◆ Source ◆
────────────────────────────────────────

Re: OutOfMemory when doing joins in spark 2.0 while same code runs fine in spark 1.5.2

Ian O'Connell Wed, 20 Jul 2016 10:36:02 -0700

Ravi did your issue ever get solved for this?

I think i've been hitting the same thing, it looks like
the spark.sql.autoBroadcastJoinThreshold stuff isn't kicking in as
expected, if I set that to -1 then the computation proceeds successfully.


On Tue, Jun 14, 2016 at 12:28 AM, Ravi Aggarwal <raagg...@adobe.com> wrote:

> Hi,
>
>
>
> Is there any breakthrough here?
>
>
>
> I had one more observation while debugging the issue
>
> Here are the 4 types of data I had:
>
>
>
> Da -> stored in parquet
>
> Di -> stored in parquet
>
> Dl1 -> parquet version of lookup
>
> Dl2 -> hbase version of lookup
>
>
>
> Joins performed and type of join done by spark:
>
> Da and Di             Sort-merge         failed (OOM)

────────────────────────────────────────

◆ Supplied data ◆
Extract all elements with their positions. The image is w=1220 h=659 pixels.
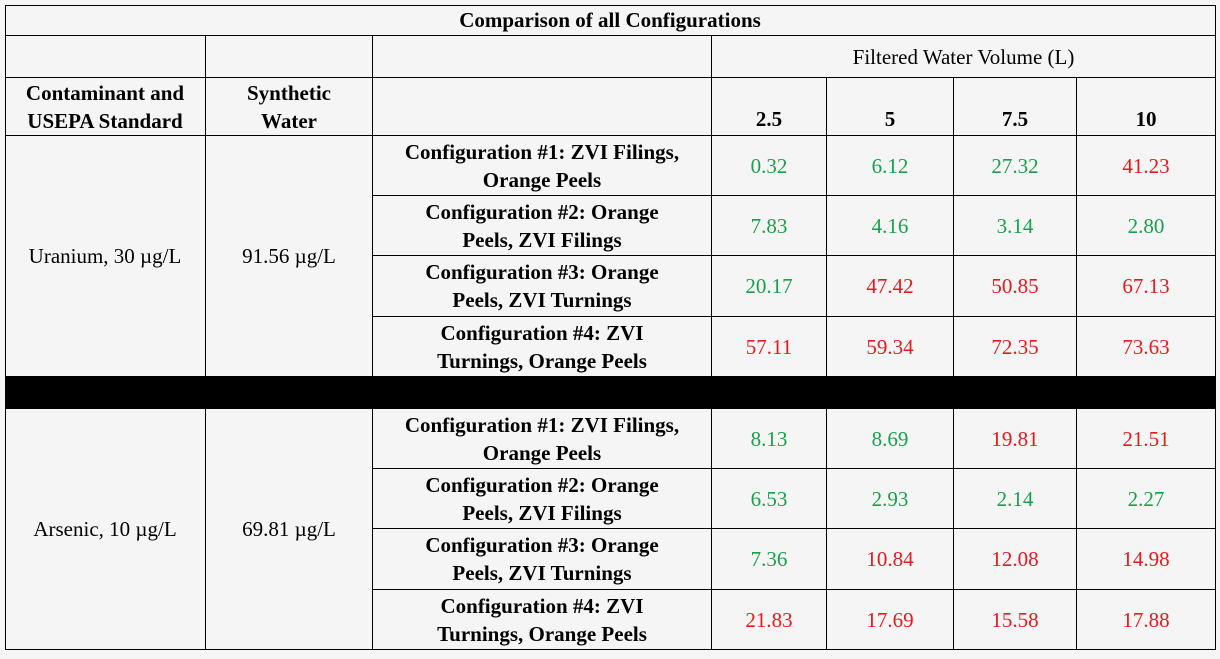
concentration-cell: 6.53 — [712, 469, 827, 529]
comparison-table: Comparison of all Configurations Filtere… — [5, 5, 1216, 650]
volume-column-header: 2.5 — [712, 78, 827, 136]
concentration-cell: 14.98 — [1077, 529, 1216, 590]
concentration-cell: 8.69 — [827, 409, 954, 469]
concentration-cell: 59.34 — [827, 317, 954, 377]
concentration-cell: 7.36 — [712, 529, 827, 590]
configuration-label: Configuration #4: ZVI Turnings, Orange P… — [373, 590, 712, 650]
volume-column-header: 5 — [827, 78, 954, 136]
configuration-label: Configuration #2: Orange Peels, ZVI Fili… — [373, 469, 712, 529]
concentration-cell: 15.58 — [954, 590, 1077, 650]
concentration-cell: 10.84 — [827, 529, 954, 590]
volume-header: Filtered Water Volume (L) — [712, 36, 1216, 78]
concentration-cell: 6.12 — [827, 136, 954, 196]
concentration-cell: 2.80 — [1077, 196, 1216, 256]
concentration-cell: 20.17 — [712, 256, 827, 317]
concentration-cell: 21.51 — [1077, 409, 1216, 469]
concentration-cell: 19.81 — [954, 409, 1077, 469]
concentration-cell: 21.83 — [712, 590, 827, 650]
concentration-cell: 41.23 — [1077, 136, 1216, 196]
concentration-cell: 57.11 — [712, 317, 827, 377]
volume-column-header: 10 — [1077, 78, 1216, 136]
concentration-cell: 8.13 — [712, 409, 827, 469]
table-title: Comparison of all Configurations — [5, 5, 1216, 36]
concentration-cell: 2.93 — [827, 469, 954, 529]
empty-header-cell-synthetic — [206, 36, 373, 78]
concentration-cell: 17.88 — [1077, 590, 1216, 650]
concentration-cell: 17.69 — [827, 590, 954, 650]
configuration-label: Configuration #4: ZVI Turnings, Orange P… — [373, 317, 712, 377]
concentration-cell: 47.42 — [827, 256, 954, 317]
concentration-cell: 4.16 — [827, 196, 954, 256]
configuration-label: Configuration #3: Orange Peels, ZVI Turn… — [373, 256, 712, 317]
contaminant-cell: Uranium, 30 µg/L — [5, 136, 206, 377]
empty-header-cell-contaminant — [5, 36, 206, 78]
concentration-cell: 12.08 — [954, 529, 1077, 590]
synthetic-water-cell: 69.81 µg/L — [206, 409, 373, 650]
empty-header-cell-config — [373, 36, 712, 78]
contaminant-cell: Arsenic, 10 µg/L — [5, 409, 206, 650]
concentration-cell: 67.13 — [1077, 256, 1216, 317]
contaminant-column-header: Contaminant and USEPA Standard — [5, 78, 206, 136]
concentration-cell: 2.14 — [954, 469, 1077, 529]
concentration-cell: 0.32 — [712, 136, 827, 196]
concentration-cell: 27.32 — [954, 136, 1077, 196]
concentration-cell: 3.14 — [954, 196, 1077, 256]
concentration-cell: 7.83 — [712, 196, 827, 256]
empty-header-cell-config-2 — [373, 78, 712, 136]
synthetic-water-column-header: Synthetic Water — [206, 78, 373, 136]
volume-column-header: 7.5 — [954, 78, 1077, 136]
concentration-cell: 73.63 — [1077, 317, 1216, 377]
configuration-label: Configuration #3: Orange Peels, ZVI Turn… — [373, 529, 712, 590]
configuration-label: Configuration #2: Orange Peels, ZVI Fili… — [373, 196, 712, 256]
configuration-label: Configuration #1: ZVI Filings, Orange Pe… — [373, 136, 712, 196]
section-separator — [5, 377, 1216, 409]
concentration-cell: 50.85 — [954, 256, 1077, 317]
concentration-cell: 72.35 — [954, 317, 1077, 377]
configuration-label: Configuration #1: ZVI Filings, Orange Pe… — [373, 409, 712, 469]
concentration-cell: 2.27 — [1077, 469, 1216, 529]
synthetic-water-cell: 91.56 µg/L — [206, 136, 373, 377]
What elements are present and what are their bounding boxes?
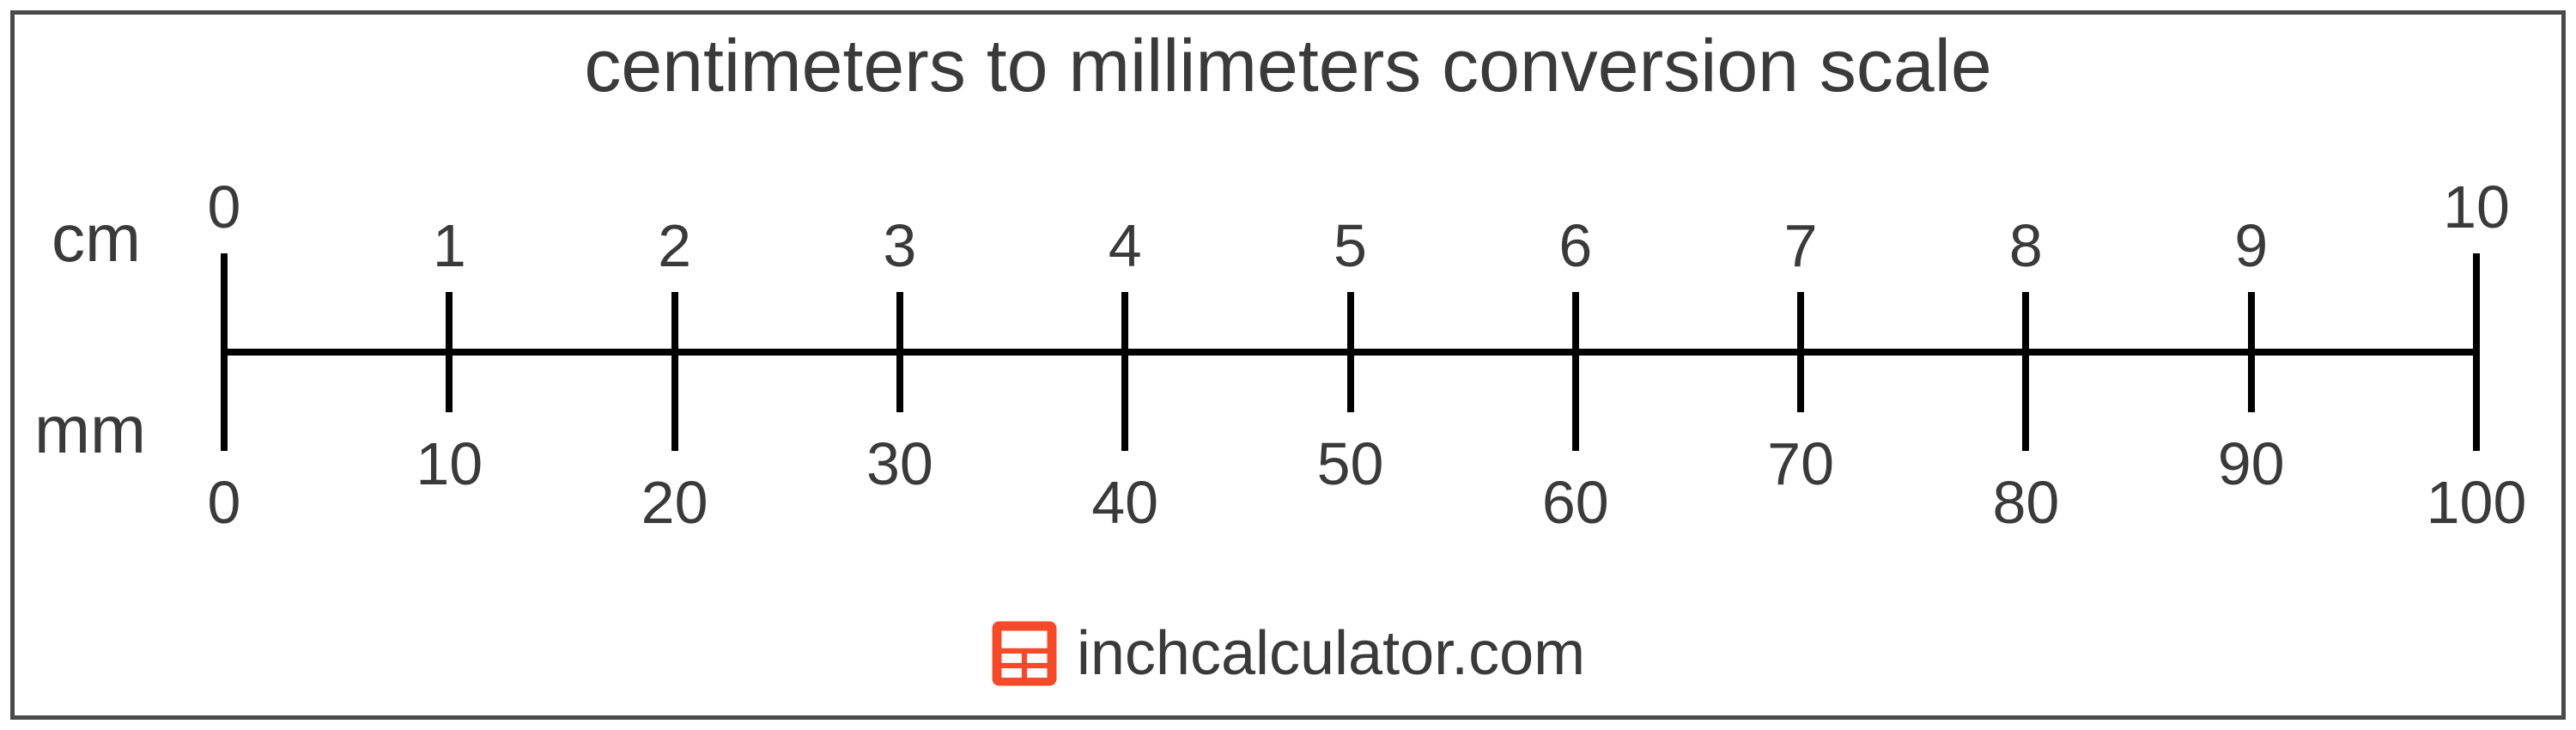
tick-label-cm-9: 9 xyxy=(2234,211,2268,280)
tick-label-cm-8: 8 xyxy=(2009,211,2043,280)
scale-tick xyxy=(446,352,453,412)
scale-tick xyxy=(2473,352,2480,451)
footer: inchcalculator.com xyxy=(0,618,2576,689)
tick-label-cm-0: 0 xyxy=(208,173,241,241)
scale-tick xyxy=(2248,352,2255,412)
scale-tick xyxy=(671,352,678,451)
scale-tick xyxy=(1121,352,1128,451)
tick-label-cm-1: 1 xyxy=(433,211,466,280)
tick-label-mm-60: 60 xyxy=(1542,468,1609,537)
scale-tick xyxy=(1347,352,1354,412)
scale-tick xyxy=(2473,253,2480,352)
tick-label-mm-10: 10 xyxy=(416,429,483,498)
scale-tick xyxy=(896,352,903,412)
tick-label-mm-80: 80 xyxy=(1992,468,2059,537)
scale-tick xyxy=(1797,292,1804,352)
tick-label-mm-40: 40 xyxy=(1091,468,1158,537)
tick-label-cm-6: 6 xyxy=(1558,211,1592,280)
tick-label-cm-5: 5 xyxy=(1334,211,1367,280)
tick-label-mm-30: 30 xyxy=(866,429,933,498)
scale-tick xyxy=(896,292,903,352)
calculator-icon xyxy=(991,620,1058,687)
scale-tick xyxy=(2022,352,2029,451)
scale-tick xyxy=(2022,292,2029,352)
tick-label-cm-10: 10 xyxy=(2443,173,2510,241)
tick-label-mm-20: 20 xyxy=(641,468,708,537)
tick-label-cm-7: 7 xyxy=(1784,211,1818,280)
scale-tick xyxy=(221,253,228,352)
tick-label-mm-100: 100 xyxy=(2427,468,2527,537)
scale-tick xyxy=(1572,352,1579,451)
scale-tick xyxy=(446,292,453,352)
tick-label-cm-3: 3 xyxy=(883,211,916,280)
scale-tick xyxy=(1797,352,1804,412)
tick-label-mm-70: 70 xyxy=(1767,429,1834,498)
tick-label-cm-4: 4 xyxy=(1109,211,1142,280)
scale-tick xyxy=(2248,292,2255,352)
tick-label-mm-90: 90 xyxy=(2218,429,2285,498)
scale-tick xyxy=(671,292,678,352)
scale-tick xyxy=(1347,292,1354,352)
tick-label-cm-2: 2 xyxy=(658,211,691,280)
footer-text: inchcalculator.com xyxy=(1077,618,1585,689)
tick-label-mm-50: 50 xyxy=(1317,429,1384,498)
tick-label-mm-0: 0 xyxy=(208,468,241,537)
scale-tick xyxy=(1572,292,1579,352)
scale-tick xyxy=(221,352,228,451)
scale-tick xyxy=(1121,292,1128,352)
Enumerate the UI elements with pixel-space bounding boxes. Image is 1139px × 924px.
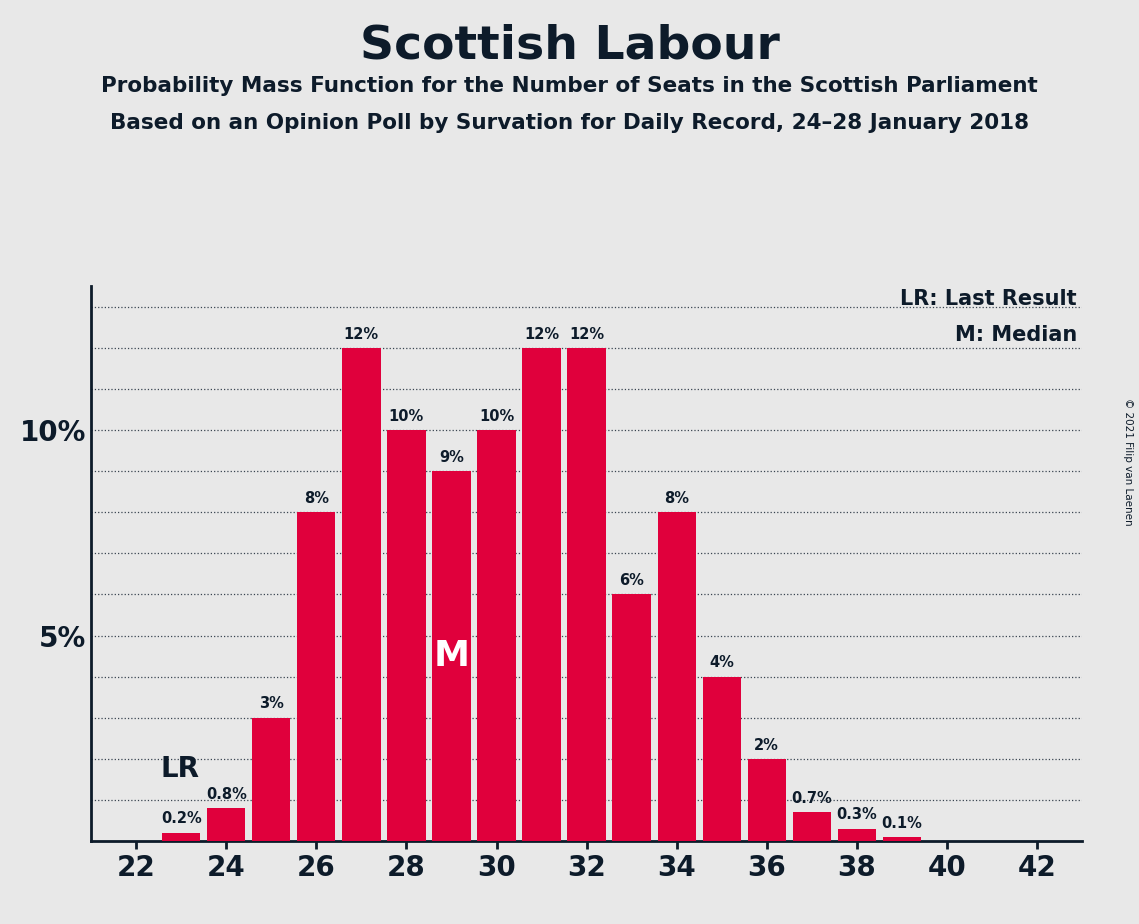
Text: 0.2%: 0.2% xyxy=(161,811,202,826)
Bar xyxy=(387,431,426,841)
Text: 10%: 10% xyxy=(388,409,424,424)
Text: 12%: 12% xyxy=(570,327,604,342)
Text: 0.7%: 0.7% xyxy=(792,791,833,806)
Bar xyxy=(747,759,786,841)
Text: LR: LR xyxy=(161,755,199,784)
Bar xyxy=(793,812,831,841)
Bar xyxy=(162,833,200,841)
Text: 12%: 12% xyxy=(344,327,379,342)
Text: Scottish Labour: Scottish Labour xyxy=(360,23,779,68)
Bar xyxy=(252,718,290,841)
Bar xyxy=(883,837,921,841)
Bar xyxy=(433,471,470,841)
Text: 10%: 10% xyxy=(478,409,514,424)
Text: 4%: 4% xyxy=(710,655,735,671)
Bar xyxy=(657,512,696,841)
Text: 9%: 9% xyxy=(439,450,464,465)
Text: Based on an Opinion Poll by Survation for Daily Record, 24–28 January 2018: Based on an Opinion Poll by Survation fo… xyxy=(110,113,1029,133)
Text: M: Median: M: Median xyxy=(954,325,1077,346)
Text: Probability Mass Function for the Number of Seats in the Scottish Parliament: Probability Mass Function for the Number… xyxy=(101,76,1038,96)
Text: 0.1%: 0.1% xyxy=(882,816,923,831)
Text: 8%: 8% xyxy=(304,492,329,506)
Text: 0.3%: 0.3% xyxy=(836,808,877,822)
Bar xyxy=(297,512,336,841)
Text: LR: Last Result: LR: Last Result xyxy=(901,289,1077,310)
Bar xyxy=(207,808,245,841)
Text: 3%: 3% xyxy=(259,697,284,711)
Text: © 2021 Filip van Laenen: © 2021 Filip van Laenen xyxy=(1123,398,1133,526)
Bar xyxy=(523,348,560,841)
Text: 6%: 6% xyxy=(620,573,644,589)
Text: 0.8%: 0.8% xyxy=(206,787,247,802)
Bar xyxy=(837,829,876,841)
Text: 2%: 2% xyxy=(754,737,779,752)
Bar xyxy=(342,348,380,841)
Bar xyxy=(703,676,740,841)
Bar xyxy=(567,348,606,841)
Text: 8%: 8% xyxy=(664,492,689,506)
Bar xyxy=(613,594,650,841)
Bar xyxy=(477,431,516,841)
Text: 12%: 12% xyxy=(524,327,559,342)
Text: M: M xyxy=(434,639,469,673)
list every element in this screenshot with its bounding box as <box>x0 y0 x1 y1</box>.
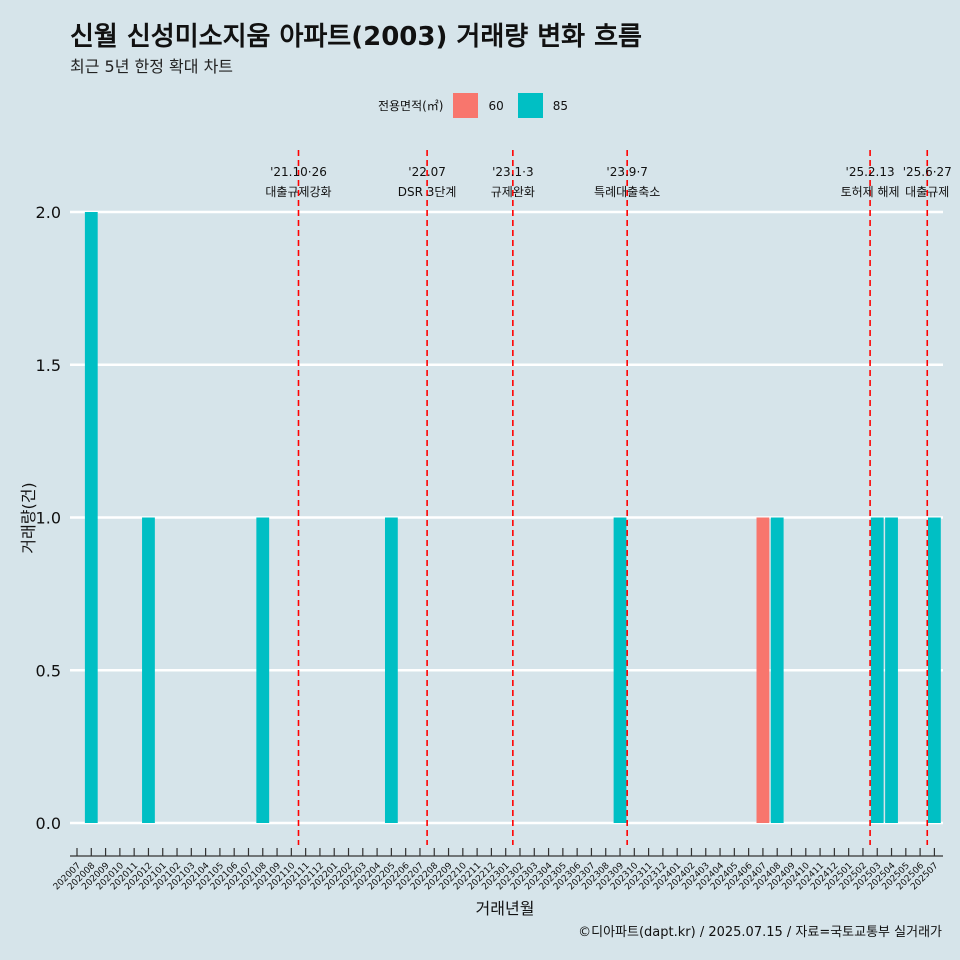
legend: 전용면적(㎡) 60 85 <box>0 93 960 118</box>
y-tick-label: 1.0 <box>36 509 61 528</box>
event-date-label: '25.2.13 <box>846 165 895 179</box>
event-name-label: 대출규제 <box>905 185 949 199</box>
chart-title: 신월 신성미소지움 아파트(2003) 거래량 변화 흐름 <box>70 22 642 52</box>
legend-label-60: 60 <box>488 98 504 113</box>
event-lines: '21.10·26 대출규제강화 '22.07 DSR 3단계 '23.1·3 규제완화 '… <box>265 150 952 845</box>
bar <box>885 517 898 823</box>
bar <box>613 517 627 823</box>
bar <box>142 517 155 823</box>
bars <box>84 212 941 823</box>
bar <box>84 212 98 823</box>
caption: ©디아파트(dapt.kr) / 2025.07.15 / 자료=국토교통부 실… <box>578 925 942 940</box>
x-axis-title: 거래년월 <box>476 899 535 918</box>
y-axis-title: 거래량(건) <box>19 482 38 553</box>
y-tick-label: 0.0 <box>36 814 61 833</box>
event-name-label: 토허제 해제 <box>841 185 900 199</box>
bar <box>384 517 398 823</box>
bar <box>770 517 784 823</box>
gridlines <box>70 210 943 825</box>
y-tick-label: 0.5 <box>36 661 61 680</box>
event-name-label: 특례대출축소 <box>594 185 660 199</box>
bar <box>756 517 770 823</box>
bar <box>870 517 884 823</box>
x-axis: 2020072020082020092020102020112020122021… <box>52 848 943 892</box>
event-name-label: 대출규제강화 <box>265 185 331 199</box>
legend-title: 전용면적(㎡) <box>377 99 444 113</box>
bar <box>928 517 941 823</box>
y-tick-label: 2.0 <box>36 203 61 222</box>
event-name-label: DSR 3단계 <box>398 185 457 199</box>
event-date-label: '22.07 <box>408 165 446 179</box>
event-date-label: '21.10·26 <box>270 165 327 179</box>
bar <box>256 517 270 823</box>
event-date-label: '25.6·27 <box>903 165 952 179</box>
chart-subtitle: 최근 5년 한정 확대 차트 <box>70 57 234 76</box>
event-date-label: '23.1·3 <box>492 165 533 179</box>
y-tick-labels: 0.0 0.5 1.0 1.5 2.0 <box>36 203 61 833</box>
y-tick-label: 1.5 <box>36 356 61 375</box>
event-date-label: '23.9·7 <box>606 165 647 179</box>
legend-label-85: 85 <box>552 98 569 113</box>
legend-item-60: 60 <box>453 93 504 118</box>
event-name-label: 규제완화 <box>491 185 535 199</box>
legend-swatch-85 <box>517 93 543 118</box>
legend-item-85: 85 <box>517 93 569 118</box>
legend-swatch-60 <box>453 93 479 118</box>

────────────────────────────────────────

◆ Exercise tasks ◆
(a) Can you copy the Spark join thread word for word, from "Ravi did your" to "computation proceeds successfully."?
(b) Could you carry the Spark join thread forward, picking up right after its last line?
The items come from a separate source, unrelated to the Spark join thread.

◆ Task-by-task results ◆
(a)
Ravi did your issue ever get solved for this?

I think i've been hitting the same thing, it looks like
the spark.sql.autoBroadcastJoinThreshold stuff isn't kicking in as
expected, if I set that to -1 then the computation proceeds successfully.

(b)
>
> Da and Dl1           B-H                         passed
>
> Da and Dl2           Sort-Merge        passed
>
> Di and Dl1            B-H                         passed
>
> Di and Dl2            Sort-Merge        failed (OOM)
>
>
>
> From entries I can deduce that problem is with sort-merge join involving
> Di.
>
> So the hbase thing is out of equation, that is not the culprit.
>
> In physical plan I could see there are only two operations that are done
> additionally in sort-merge as compared to Broadcast-hash.
>
> è Exchange Hashpartitioning
>
> è Sort
>
> And finally sort-merge join.
>
>
>
> Can we deduce anything from this?
>
>
>
> Thanks
>
> Ravi
>
> *From:* Ravi Aggarwal
> *Sent:* Friday, June 10, 2016 12:31 PM
> *To:* 'Ted Yu' <yuzhih...@gmail.com>
> *Cc:* user <user@spark.apache.org>
> *Subject:* RE: OutOfMemory when doing joins in spark 2.0 while same code
> runs fine in spark 1.5.2
>
>
>
> Hi Ted,
>
> Thanks for the reply.
>
>
>
> Here is the code
>
> Btw – df.count is running fine on dataframe generated from this default
> source. I think it is something in the combination of join and hbase data
> source that is creating issue. But not sure entirely.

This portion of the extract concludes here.